LES CONSIGNES:
• 1. Pour chacun des énoncés suivants, indiquez par oui ou par non s'il concorde avec l'extrait sur John Dobson, et citez textuellement les mots qui tranchent. (a) Dobson a obtenu un diplôme de chimie en 1943. (b) Sa première lunette utilisait une lentille de 4 pouces. (c) Dans ses lettres, un « géranium en fleurs » désignait un télescope muni de son rocker.
• 2. Recopiez sans rien changer le passage de l'extrait sur John Dobson qui commence aux mots « Il se tourne » et se termine après « le mut dorénavant. ».

EXTRAIT SOURCE:
################

Né en Chine, John Dobson est arrivé à San Francisco à l’âge de 12 ans en 1927. Il obtint un diplôme de Chimie en 1943.
Il se tourne vers la philosophie Hindoue en 1944 et rejoint un monastère de l’ordre Ramakrishna pour y être moine durant 23 ans. Rien que ces quelques éléments biographiques font de cet homme quelqu'un d’intéressant, hors norme pourrait-on dire... Dobson construisit sa première lunette en 1956, à partir d’éléments de récupération, et d'une lentille de 2’’ (51 mm), désireux de découvrir par lui-même l’Univers… et put alors observer Saturne, à la manière d’un certain Galilée...
Fasciné par ce qu’il arrivait à voir dans son oculaire de fortune, il entreprit alors de voir plus grand et de tailler et polir un miroir, son premier miroir, à partir d’un hublot de 12’’ récupéré sur un bateau réformé de la Navy. En observant la lune avec ce télescope, les premiers mots qu’il prononça furent : « tout le monde doit voir ça ! », et c’est ce qui le mut dorénavant.
Très vite sa passion pour l’astronomie et la construction de télescopes fut contrariée par son activité monastique, si bien que son activité télescopique devint clandestine. Il fabriquait des miroirs sous le manteau, se faisant livrer par des amis dans son monastère de Sacramento toujours plus de hublots cachés dans des caisses d’engrais, ainsi que le matériel de polissage nécessaire. Il est amusant de savoir que dans ses correspondances épistolaires, notre John ne pouvait pas utiliser le mot « télescope » ou « miroir », qu’il remplaça donc par tout un arsenal de codes, un « télescope » devint donc un « géranium ». Un « géranium en pot » la variante pour un télescope muni de son rocker et un « géranium en fleurs » un télescope dont le miroir a été aluminisé... Il en arriva même à devoir s’échapper du monastère la nuit pour aider des amis au polissage de miroirs.
L’astronomie sortit finalement vainqueur de ce combat inégal et John Dobson fut viré de son monastère en 1967. Il avait alors 52 ans, et une nouvelle vie commençait pour lui.

################

DONNÉES ENREGISTRÉES:
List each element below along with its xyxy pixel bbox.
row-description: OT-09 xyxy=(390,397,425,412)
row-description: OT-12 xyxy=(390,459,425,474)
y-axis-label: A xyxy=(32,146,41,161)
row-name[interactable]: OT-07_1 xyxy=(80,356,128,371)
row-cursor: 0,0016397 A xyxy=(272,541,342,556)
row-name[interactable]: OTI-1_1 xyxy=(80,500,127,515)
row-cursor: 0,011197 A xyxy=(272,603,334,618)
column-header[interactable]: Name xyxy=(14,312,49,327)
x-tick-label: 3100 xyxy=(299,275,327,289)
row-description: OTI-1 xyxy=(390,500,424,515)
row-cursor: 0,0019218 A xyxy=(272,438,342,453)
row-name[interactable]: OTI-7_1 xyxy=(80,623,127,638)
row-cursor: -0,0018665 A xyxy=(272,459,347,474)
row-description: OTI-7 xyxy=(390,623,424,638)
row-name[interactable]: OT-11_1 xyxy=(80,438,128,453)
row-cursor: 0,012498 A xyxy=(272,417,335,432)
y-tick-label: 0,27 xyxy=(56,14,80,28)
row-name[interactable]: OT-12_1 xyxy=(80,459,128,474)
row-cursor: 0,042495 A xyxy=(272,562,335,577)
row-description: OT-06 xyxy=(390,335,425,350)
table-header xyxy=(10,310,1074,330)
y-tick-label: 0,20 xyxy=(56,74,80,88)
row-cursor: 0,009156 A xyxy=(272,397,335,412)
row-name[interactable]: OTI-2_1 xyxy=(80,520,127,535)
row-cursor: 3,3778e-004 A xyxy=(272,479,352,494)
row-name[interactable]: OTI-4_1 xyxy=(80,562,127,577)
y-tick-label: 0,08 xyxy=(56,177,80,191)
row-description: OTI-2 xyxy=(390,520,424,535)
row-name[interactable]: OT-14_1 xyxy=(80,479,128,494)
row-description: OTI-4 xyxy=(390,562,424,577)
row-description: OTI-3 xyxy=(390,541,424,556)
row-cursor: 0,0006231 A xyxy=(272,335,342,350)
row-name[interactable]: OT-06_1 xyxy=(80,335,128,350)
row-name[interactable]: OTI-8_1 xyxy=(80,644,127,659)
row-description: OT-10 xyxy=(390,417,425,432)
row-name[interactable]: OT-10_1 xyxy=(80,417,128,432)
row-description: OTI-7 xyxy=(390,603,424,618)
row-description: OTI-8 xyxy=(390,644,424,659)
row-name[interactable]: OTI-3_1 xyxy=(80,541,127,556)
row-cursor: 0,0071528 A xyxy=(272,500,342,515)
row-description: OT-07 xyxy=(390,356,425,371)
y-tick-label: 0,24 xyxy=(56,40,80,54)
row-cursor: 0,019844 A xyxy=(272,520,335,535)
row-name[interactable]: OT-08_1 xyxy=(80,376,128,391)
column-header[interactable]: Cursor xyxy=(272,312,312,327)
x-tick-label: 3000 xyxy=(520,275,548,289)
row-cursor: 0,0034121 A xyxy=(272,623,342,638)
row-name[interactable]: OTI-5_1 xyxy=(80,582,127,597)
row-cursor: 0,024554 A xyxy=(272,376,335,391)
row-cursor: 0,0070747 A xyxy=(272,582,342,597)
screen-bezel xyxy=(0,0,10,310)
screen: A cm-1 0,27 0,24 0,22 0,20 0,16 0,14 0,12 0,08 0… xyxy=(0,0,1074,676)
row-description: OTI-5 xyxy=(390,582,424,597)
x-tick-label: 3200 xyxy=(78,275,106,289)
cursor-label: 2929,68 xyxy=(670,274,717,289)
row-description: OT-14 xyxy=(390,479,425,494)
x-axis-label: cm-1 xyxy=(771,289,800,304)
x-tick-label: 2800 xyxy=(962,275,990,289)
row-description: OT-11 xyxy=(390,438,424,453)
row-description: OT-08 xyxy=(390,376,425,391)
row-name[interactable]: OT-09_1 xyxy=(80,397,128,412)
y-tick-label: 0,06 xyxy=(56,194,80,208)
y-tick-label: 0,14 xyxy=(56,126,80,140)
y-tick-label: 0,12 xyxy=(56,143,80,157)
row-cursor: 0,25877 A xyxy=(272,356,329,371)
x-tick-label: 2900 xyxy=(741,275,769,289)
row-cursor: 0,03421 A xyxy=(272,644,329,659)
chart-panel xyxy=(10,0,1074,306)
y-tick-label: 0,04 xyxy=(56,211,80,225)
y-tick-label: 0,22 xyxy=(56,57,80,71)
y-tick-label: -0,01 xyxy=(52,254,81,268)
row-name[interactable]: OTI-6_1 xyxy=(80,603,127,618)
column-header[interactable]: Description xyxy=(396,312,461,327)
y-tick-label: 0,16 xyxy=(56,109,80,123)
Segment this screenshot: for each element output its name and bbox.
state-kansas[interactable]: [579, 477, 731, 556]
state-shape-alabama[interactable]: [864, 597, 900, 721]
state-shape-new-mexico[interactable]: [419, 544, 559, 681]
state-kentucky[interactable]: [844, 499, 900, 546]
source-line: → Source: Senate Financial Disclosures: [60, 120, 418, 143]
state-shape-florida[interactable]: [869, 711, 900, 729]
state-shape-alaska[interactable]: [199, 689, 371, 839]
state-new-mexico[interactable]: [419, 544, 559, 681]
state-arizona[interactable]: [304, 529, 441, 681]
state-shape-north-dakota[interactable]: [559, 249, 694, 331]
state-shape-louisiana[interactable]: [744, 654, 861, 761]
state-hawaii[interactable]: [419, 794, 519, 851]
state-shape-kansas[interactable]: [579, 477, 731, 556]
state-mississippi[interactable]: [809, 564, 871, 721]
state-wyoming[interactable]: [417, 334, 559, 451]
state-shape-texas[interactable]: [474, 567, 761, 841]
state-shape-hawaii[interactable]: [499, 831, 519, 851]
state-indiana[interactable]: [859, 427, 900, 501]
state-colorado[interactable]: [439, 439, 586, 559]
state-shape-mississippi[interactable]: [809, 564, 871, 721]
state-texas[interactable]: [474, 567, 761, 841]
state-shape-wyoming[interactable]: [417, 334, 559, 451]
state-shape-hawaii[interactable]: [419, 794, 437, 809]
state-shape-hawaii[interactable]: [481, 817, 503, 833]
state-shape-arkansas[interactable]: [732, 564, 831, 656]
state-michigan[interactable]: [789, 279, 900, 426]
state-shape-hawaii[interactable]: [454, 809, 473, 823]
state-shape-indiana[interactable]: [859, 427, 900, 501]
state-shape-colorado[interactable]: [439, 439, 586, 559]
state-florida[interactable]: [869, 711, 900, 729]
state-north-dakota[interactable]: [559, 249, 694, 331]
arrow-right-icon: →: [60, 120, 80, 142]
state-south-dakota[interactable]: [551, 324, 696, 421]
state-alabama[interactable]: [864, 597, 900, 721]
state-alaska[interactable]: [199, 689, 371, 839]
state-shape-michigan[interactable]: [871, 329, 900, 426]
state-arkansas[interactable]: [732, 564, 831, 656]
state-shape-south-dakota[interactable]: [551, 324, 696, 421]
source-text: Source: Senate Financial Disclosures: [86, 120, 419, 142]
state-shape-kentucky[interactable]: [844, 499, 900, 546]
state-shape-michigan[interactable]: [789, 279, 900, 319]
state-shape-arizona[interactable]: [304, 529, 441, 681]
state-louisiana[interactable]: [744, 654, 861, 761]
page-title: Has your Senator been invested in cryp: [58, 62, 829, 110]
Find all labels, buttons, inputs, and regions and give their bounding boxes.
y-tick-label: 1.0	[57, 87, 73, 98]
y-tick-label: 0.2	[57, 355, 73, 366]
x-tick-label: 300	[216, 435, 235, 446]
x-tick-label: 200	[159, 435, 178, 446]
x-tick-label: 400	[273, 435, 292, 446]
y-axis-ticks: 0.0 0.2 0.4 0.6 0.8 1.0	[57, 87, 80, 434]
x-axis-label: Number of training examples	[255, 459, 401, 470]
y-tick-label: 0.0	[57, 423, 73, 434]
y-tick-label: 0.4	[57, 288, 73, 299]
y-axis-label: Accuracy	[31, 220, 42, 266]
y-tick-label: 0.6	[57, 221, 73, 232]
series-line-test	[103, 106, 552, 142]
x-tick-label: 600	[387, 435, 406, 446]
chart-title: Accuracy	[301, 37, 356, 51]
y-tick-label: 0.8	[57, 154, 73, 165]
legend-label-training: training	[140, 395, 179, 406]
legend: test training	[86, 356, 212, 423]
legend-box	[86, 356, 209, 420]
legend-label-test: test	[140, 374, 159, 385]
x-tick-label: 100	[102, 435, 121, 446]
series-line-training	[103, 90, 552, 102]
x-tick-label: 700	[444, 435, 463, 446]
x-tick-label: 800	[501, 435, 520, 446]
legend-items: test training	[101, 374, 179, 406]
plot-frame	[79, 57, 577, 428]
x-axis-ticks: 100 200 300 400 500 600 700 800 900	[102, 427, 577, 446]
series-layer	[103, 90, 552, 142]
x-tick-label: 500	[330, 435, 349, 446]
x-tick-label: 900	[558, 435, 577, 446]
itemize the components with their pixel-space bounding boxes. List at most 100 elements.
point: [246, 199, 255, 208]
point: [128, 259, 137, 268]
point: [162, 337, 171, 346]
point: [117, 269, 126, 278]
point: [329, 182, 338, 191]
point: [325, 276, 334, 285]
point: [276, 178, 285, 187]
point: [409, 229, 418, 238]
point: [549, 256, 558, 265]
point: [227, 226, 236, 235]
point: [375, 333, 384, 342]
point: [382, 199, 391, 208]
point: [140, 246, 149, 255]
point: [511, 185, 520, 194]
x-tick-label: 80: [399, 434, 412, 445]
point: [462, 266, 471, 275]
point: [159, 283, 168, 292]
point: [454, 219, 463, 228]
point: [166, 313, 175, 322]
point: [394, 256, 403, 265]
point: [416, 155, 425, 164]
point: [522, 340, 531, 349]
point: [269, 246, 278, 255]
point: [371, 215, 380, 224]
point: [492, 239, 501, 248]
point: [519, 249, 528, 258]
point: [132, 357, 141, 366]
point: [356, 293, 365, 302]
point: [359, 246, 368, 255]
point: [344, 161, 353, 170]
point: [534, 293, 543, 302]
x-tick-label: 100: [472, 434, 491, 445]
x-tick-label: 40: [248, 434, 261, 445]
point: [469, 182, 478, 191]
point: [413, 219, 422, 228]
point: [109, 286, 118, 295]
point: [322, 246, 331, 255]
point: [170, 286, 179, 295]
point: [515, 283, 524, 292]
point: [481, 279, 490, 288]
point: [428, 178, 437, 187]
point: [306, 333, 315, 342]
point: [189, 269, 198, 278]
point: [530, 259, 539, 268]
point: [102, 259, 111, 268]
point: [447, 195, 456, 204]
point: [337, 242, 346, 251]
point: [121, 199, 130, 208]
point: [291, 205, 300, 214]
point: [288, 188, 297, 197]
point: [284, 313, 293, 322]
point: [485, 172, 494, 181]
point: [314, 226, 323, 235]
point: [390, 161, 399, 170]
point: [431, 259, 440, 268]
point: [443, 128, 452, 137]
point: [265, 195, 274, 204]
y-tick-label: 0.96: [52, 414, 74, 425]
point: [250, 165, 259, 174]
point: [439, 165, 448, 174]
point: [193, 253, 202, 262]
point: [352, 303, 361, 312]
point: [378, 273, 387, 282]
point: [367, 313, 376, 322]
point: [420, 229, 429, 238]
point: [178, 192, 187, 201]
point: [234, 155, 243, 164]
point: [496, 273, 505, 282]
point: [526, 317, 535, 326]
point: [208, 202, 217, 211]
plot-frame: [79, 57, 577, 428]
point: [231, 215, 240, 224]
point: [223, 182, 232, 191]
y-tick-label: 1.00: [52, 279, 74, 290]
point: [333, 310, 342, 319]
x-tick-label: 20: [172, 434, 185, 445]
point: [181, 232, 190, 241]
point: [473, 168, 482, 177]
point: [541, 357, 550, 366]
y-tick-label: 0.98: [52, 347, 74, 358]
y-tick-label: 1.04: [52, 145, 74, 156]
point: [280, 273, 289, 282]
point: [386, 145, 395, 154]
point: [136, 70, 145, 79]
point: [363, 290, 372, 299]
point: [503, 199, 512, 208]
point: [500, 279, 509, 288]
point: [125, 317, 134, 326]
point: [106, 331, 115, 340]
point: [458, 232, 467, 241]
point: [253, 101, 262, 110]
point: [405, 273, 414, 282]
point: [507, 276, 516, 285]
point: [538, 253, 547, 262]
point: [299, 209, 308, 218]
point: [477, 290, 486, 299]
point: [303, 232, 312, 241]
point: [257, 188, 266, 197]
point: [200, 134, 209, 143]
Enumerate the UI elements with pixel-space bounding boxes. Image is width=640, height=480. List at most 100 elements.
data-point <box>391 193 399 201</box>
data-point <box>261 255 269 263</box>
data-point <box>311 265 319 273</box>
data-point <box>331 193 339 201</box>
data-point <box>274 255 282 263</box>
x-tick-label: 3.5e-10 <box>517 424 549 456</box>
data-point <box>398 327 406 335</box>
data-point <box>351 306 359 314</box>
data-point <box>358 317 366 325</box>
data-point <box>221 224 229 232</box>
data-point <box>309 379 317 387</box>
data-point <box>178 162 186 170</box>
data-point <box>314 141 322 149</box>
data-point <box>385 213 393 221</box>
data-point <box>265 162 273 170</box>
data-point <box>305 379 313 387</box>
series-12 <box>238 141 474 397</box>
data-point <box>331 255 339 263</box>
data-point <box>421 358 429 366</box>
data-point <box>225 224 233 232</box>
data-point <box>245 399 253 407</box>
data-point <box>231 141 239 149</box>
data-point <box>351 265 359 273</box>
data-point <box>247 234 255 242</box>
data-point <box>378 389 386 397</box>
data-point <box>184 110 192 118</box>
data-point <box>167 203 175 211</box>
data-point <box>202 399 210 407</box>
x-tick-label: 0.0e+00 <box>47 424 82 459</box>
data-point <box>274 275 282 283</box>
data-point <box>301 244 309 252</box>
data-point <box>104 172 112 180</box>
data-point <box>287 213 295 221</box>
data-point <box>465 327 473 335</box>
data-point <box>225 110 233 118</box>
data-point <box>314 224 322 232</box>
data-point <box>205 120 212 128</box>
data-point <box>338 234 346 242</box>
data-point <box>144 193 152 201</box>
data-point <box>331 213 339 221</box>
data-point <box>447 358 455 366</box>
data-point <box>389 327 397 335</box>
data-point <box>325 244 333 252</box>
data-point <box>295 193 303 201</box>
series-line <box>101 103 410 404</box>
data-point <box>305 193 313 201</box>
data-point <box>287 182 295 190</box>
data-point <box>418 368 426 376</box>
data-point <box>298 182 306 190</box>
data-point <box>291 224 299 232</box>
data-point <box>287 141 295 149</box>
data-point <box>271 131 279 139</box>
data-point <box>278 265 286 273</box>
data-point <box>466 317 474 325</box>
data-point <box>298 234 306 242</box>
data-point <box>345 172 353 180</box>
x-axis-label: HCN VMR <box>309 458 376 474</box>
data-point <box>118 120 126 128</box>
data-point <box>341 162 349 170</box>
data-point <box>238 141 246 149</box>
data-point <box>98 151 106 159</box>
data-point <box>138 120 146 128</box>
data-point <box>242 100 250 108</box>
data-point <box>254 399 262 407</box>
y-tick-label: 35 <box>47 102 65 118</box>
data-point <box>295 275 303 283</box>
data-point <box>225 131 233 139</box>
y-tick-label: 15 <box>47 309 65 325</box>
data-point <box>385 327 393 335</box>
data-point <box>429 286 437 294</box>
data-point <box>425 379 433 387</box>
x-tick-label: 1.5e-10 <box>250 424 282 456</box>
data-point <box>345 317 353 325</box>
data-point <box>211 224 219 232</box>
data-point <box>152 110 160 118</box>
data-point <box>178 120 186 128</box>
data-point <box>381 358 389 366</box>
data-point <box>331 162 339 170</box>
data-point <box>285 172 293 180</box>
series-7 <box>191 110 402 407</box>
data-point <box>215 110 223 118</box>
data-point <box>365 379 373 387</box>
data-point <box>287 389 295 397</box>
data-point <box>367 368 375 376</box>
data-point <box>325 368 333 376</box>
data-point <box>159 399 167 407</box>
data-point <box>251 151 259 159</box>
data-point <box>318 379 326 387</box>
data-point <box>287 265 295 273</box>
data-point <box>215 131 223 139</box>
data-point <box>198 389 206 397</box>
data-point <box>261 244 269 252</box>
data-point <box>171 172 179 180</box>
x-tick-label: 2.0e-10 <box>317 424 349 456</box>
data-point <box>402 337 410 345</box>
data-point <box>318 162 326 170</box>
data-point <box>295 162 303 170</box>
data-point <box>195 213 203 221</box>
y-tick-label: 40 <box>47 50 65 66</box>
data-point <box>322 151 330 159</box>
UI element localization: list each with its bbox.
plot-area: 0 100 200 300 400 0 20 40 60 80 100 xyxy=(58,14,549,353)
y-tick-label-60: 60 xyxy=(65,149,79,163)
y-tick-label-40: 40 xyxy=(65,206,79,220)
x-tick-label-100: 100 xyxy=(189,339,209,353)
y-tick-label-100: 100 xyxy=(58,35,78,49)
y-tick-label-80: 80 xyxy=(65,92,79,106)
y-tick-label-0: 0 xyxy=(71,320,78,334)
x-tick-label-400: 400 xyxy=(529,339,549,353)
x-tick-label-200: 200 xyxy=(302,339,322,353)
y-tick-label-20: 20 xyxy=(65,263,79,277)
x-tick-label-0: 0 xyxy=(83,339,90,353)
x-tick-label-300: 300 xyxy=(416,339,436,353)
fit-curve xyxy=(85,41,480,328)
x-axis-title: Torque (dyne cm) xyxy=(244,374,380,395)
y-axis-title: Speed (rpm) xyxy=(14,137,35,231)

################

RÉPONSES RÉDIGÉES:
• 1.
(a) Oui : « Il obtint un diplôme de Chimie en 1943 ».
(b) Non : « une lentille de 2’’ (51 mm) ».
(c) Non : « un « géranium en fleurs » un télescope dont le miroir a été aluminisé ».

• 2.
Il se tourne vers la philosophie Hindoue en 1944 et rejoint un monastère de l’ordre Ramakrishna pour y être moine durant 23 ans. Rien que ces quelques éléments biographiques font de cet homme quelqu'un d’intéressant, hors norme pourrait-on dire... Dobson construisit sa première lunette en 1956, à partir d’éléments de récupération, et d'une lentille de 2’’ (51 mm), désireux de découvrir par lui-même l’Univers… et put alors observer Saturne, à la manière d’un certain Galilée...
Fasciné par ce qu’il arrivait à voir dans son oculaire de fortune, il entreprit alors de voir plus grand et de tailler et polir un miroir, son premier miroir, à partir d’un hublot de 12’’ récupéré sur un bateau réformé de la Navy. En observant la lune avec ce télescope, les premiers mots qu’il prononça furent : « tout le monde doit voir ça ! », et c’est ce qui le mut dorénavant.